§ **Work required**: Copy out the entries between the line containing "For every button, label, input, icon, or" and the line containing "map-place-label: Siegen <box>963", including both of those lines.

Entries contained in a dataset
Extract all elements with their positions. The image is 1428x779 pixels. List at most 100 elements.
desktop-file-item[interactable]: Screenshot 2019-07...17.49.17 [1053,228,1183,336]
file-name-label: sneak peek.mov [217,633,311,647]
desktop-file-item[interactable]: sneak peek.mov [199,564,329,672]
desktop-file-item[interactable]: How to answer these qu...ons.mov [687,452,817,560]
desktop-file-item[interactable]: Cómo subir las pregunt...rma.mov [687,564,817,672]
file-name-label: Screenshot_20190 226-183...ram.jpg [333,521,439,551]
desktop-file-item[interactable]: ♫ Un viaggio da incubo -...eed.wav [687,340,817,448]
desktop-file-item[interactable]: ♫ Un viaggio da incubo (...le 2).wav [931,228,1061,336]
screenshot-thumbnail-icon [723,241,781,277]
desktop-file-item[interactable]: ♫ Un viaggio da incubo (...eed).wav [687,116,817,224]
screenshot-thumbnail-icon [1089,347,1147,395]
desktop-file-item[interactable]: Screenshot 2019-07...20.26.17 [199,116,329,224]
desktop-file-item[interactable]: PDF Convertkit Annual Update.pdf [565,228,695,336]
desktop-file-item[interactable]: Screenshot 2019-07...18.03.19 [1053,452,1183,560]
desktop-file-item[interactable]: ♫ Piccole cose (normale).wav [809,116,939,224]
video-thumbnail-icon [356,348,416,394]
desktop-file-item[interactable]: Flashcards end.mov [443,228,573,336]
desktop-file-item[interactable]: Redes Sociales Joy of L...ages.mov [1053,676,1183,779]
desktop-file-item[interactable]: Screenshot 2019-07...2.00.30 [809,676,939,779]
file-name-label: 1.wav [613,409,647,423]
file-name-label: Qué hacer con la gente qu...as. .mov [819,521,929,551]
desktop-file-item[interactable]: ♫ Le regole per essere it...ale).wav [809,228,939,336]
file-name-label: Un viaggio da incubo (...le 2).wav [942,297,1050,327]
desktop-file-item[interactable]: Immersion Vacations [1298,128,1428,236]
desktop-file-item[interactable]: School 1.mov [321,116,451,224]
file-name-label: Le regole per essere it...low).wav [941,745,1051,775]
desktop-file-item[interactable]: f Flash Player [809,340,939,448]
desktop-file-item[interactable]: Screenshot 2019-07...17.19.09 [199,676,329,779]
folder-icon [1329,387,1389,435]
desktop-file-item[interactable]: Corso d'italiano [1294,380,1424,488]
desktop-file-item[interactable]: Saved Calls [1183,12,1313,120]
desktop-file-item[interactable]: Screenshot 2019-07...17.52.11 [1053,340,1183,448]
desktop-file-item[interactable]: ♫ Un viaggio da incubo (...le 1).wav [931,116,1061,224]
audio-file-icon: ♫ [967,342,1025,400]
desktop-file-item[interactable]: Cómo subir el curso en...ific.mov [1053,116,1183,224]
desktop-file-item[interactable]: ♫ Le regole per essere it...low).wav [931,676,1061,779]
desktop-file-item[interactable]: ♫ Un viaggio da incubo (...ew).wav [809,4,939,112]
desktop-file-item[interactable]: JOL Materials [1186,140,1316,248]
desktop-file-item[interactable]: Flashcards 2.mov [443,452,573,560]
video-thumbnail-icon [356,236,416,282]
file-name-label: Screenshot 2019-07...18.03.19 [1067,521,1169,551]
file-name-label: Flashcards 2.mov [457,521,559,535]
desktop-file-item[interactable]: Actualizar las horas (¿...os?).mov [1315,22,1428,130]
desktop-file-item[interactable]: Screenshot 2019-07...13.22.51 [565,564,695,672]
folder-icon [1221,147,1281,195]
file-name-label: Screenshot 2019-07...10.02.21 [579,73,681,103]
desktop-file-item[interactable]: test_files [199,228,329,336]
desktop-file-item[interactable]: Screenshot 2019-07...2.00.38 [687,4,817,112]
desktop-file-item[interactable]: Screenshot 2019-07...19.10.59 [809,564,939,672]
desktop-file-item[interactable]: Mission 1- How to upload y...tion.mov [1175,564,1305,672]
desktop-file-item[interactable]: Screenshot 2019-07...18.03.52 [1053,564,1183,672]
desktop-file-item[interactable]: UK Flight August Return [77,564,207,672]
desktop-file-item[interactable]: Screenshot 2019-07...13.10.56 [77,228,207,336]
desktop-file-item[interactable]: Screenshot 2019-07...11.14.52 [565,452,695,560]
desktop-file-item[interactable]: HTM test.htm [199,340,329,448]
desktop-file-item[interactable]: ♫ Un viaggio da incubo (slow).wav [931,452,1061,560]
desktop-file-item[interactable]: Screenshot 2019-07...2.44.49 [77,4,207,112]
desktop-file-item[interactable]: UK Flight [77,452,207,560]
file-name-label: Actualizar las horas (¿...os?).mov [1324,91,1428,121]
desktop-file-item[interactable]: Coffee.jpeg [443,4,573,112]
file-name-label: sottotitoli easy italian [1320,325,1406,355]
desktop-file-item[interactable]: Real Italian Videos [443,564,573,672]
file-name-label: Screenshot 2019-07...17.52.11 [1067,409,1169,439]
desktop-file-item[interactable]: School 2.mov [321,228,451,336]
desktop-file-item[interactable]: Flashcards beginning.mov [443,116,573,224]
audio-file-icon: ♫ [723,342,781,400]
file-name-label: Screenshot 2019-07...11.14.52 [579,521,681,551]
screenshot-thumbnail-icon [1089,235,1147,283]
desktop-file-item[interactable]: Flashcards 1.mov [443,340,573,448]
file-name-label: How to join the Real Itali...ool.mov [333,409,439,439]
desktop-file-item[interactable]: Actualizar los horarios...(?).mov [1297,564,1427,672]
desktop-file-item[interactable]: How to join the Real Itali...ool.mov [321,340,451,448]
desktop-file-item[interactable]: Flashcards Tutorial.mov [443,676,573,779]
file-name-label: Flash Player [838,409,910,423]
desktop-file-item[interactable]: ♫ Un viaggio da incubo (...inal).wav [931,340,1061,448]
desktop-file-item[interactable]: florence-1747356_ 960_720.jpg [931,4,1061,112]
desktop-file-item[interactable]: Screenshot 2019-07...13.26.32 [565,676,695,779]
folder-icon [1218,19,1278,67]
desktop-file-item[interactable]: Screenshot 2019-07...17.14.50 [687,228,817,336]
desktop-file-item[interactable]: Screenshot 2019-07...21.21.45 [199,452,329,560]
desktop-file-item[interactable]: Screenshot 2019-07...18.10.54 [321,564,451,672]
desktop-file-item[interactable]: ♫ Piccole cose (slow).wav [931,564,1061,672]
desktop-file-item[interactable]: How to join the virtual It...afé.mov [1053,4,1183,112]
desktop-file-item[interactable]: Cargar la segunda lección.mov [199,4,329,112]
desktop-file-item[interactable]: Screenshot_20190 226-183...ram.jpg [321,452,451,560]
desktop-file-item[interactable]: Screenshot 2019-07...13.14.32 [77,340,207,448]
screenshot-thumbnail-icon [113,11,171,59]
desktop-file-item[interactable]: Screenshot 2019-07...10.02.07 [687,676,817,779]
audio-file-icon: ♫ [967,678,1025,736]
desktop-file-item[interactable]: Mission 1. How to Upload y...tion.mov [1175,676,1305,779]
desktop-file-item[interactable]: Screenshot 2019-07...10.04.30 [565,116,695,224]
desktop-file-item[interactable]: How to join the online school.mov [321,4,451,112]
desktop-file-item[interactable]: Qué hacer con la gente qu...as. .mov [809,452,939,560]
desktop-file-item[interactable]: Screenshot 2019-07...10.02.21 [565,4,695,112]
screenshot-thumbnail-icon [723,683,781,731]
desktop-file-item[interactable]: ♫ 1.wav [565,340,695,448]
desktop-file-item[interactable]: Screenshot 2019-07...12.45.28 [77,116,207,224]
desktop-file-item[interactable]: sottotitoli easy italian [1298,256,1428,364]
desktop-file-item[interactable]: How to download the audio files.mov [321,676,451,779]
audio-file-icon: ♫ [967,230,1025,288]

* * *

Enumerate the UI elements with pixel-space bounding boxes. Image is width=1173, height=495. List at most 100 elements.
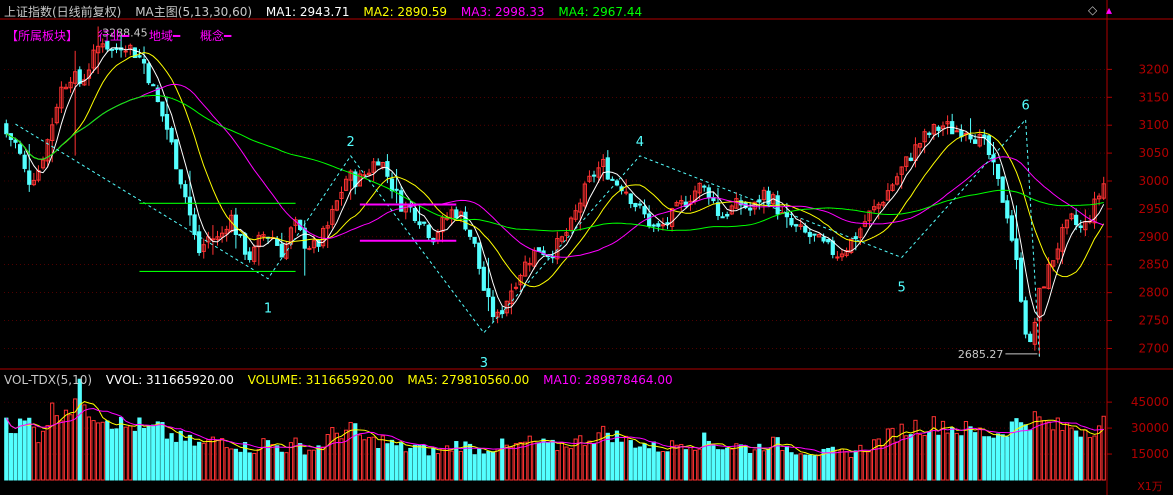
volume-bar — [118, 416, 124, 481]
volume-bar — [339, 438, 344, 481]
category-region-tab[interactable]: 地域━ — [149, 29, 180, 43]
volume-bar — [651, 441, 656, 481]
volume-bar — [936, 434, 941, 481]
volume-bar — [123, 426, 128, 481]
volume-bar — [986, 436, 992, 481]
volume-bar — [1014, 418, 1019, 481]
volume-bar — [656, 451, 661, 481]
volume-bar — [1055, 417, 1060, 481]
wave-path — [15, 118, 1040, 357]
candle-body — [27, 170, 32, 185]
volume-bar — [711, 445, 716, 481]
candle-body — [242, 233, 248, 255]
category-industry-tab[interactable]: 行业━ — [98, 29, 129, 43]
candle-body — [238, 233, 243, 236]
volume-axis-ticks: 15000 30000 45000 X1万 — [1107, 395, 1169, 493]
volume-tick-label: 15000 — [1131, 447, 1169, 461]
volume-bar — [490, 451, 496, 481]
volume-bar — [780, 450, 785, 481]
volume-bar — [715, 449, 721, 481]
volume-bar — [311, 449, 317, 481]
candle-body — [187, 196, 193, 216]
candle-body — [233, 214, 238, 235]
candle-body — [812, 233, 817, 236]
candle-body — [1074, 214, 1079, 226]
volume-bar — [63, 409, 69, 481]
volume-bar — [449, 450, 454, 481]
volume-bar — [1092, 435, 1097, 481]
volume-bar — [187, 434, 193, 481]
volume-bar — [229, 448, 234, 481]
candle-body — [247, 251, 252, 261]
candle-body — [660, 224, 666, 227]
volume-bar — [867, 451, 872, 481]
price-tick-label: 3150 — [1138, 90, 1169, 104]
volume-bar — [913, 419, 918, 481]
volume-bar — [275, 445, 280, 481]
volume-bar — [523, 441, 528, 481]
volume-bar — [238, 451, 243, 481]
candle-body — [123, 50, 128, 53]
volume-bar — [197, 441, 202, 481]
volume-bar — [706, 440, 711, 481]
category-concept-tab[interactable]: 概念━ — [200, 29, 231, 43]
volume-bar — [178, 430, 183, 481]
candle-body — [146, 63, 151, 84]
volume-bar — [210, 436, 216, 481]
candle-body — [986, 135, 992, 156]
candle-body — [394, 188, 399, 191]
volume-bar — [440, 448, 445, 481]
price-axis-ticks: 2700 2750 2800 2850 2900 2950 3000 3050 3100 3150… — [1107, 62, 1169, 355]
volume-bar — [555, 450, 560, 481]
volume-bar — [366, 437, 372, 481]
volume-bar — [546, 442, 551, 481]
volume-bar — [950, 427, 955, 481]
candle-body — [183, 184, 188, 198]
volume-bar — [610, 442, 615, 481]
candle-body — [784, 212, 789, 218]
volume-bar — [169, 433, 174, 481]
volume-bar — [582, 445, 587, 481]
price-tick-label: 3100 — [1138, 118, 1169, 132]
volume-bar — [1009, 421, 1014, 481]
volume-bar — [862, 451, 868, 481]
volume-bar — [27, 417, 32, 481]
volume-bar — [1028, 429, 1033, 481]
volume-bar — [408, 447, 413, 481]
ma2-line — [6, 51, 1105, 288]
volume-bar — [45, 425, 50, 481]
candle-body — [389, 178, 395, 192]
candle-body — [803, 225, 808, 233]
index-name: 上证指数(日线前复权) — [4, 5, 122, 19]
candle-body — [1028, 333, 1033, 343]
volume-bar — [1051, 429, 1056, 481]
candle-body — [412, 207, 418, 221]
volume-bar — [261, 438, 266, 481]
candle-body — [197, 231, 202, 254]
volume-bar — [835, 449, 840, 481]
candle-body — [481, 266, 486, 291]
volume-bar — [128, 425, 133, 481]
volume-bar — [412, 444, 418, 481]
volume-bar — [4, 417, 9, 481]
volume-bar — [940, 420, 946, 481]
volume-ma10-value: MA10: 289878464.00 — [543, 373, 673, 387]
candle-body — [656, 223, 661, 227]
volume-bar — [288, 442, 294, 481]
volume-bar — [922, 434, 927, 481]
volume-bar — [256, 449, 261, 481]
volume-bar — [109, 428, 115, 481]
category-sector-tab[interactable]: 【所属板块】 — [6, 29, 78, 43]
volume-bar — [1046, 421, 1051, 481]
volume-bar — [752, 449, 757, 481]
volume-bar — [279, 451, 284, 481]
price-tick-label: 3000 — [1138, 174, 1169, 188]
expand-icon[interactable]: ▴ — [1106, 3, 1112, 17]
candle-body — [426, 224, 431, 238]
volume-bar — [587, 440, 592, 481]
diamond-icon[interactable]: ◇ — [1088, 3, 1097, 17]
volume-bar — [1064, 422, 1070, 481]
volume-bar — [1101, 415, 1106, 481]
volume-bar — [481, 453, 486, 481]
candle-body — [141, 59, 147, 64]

* * *

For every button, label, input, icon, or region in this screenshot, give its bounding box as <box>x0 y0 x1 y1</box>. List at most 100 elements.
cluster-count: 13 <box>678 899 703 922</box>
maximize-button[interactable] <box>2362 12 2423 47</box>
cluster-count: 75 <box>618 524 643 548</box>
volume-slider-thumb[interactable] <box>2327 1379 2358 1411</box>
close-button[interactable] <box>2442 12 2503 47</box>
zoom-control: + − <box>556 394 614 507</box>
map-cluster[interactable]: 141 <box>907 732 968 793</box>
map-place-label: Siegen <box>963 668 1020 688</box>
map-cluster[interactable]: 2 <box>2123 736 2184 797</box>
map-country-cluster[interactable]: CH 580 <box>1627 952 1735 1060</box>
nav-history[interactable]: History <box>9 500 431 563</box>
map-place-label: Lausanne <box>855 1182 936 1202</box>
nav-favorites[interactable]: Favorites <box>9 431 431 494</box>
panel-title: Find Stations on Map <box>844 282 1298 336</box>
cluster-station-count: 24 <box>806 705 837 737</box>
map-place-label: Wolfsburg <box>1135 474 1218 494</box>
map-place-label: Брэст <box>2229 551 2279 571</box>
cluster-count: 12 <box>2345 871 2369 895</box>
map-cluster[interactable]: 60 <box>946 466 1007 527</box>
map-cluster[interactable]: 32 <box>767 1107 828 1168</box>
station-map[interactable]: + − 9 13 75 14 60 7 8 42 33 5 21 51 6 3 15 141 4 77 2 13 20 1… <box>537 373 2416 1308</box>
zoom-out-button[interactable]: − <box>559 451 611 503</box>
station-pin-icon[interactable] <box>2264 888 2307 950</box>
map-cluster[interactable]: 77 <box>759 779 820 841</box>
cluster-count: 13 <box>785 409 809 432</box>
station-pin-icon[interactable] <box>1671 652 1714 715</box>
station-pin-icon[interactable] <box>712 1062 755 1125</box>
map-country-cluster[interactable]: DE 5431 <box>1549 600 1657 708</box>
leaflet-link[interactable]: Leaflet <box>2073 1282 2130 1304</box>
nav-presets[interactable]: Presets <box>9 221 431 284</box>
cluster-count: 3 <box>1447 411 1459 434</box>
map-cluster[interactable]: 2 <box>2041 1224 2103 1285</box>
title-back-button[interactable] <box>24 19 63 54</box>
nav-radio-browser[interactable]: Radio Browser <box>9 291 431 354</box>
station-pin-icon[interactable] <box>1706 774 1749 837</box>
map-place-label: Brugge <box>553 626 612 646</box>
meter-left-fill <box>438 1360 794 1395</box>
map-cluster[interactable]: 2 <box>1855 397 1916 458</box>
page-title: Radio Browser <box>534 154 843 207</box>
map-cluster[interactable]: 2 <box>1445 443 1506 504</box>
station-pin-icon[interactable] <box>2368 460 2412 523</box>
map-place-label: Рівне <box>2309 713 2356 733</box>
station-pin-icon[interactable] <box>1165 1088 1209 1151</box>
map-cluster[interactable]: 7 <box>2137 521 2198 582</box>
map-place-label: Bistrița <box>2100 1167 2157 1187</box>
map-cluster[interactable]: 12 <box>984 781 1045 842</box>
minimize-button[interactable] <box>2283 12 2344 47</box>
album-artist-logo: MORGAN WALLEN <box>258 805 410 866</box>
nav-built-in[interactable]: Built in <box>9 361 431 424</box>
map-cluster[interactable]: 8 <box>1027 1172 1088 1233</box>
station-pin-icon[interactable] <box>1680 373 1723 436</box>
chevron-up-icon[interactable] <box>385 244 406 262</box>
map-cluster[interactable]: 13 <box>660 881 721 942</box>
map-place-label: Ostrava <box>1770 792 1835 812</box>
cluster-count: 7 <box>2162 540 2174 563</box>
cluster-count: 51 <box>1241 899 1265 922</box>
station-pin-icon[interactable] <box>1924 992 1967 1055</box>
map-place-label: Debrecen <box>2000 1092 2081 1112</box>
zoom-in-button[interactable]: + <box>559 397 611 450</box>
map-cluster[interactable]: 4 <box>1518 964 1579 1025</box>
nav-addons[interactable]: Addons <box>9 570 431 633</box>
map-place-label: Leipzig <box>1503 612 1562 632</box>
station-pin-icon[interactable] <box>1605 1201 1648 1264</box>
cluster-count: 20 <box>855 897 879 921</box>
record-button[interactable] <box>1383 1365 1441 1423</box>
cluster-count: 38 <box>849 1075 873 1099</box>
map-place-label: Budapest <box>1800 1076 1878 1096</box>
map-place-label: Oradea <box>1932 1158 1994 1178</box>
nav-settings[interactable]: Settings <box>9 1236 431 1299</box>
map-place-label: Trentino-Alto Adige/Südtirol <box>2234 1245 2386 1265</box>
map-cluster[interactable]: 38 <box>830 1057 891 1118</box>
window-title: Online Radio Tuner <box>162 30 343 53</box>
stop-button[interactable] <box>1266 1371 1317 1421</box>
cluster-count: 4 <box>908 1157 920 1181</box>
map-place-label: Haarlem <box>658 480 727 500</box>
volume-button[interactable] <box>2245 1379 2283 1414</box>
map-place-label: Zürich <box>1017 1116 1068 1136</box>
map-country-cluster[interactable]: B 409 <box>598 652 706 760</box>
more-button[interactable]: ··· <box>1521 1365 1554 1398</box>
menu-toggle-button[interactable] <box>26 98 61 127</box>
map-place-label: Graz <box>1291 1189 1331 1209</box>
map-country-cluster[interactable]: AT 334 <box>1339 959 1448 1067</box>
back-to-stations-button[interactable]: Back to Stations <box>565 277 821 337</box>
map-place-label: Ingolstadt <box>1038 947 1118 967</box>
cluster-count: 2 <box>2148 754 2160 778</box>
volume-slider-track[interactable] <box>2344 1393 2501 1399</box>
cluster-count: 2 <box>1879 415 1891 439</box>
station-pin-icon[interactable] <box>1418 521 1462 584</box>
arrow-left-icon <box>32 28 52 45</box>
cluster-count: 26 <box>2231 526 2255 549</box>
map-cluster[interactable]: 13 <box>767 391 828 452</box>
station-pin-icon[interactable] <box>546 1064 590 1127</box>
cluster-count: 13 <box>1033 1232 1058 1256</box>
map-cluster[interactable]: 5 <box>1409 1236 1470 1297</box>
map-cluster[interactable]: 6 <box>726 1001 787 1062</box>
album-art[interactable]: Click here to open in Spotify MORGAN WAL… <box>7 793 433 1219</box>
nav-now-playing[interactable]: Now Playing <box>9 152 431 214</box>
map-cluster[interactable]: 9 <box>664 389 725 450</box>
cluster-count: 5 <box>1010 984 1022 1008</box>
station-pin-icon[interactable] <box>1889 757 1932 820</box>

§ **Complete answer**:
For every button, label, input, icon, or region in this screenshot, give its bounding box as <box>x0 y0 x1 y1</box>. List at most 100 elements.
cluster-count: 13 <box>678 899 703 922</box>
maximize-button[interactable] <box>2362 12 2423 47</box>
cluster-count: 75 <box>618 524 643 548</box>
volume-slider-thumb[interactable] <box>2327 1379 2358 1411</box>
close-button[interactable] <box>2442 12 2503 47</box>
zoom-control: + − <box>556 394 614 507</box>
map-cluster[interactable]: 141 <box>907 732 968 793</box>
map-place-label: Siegen <box>963 668 1020 688</box>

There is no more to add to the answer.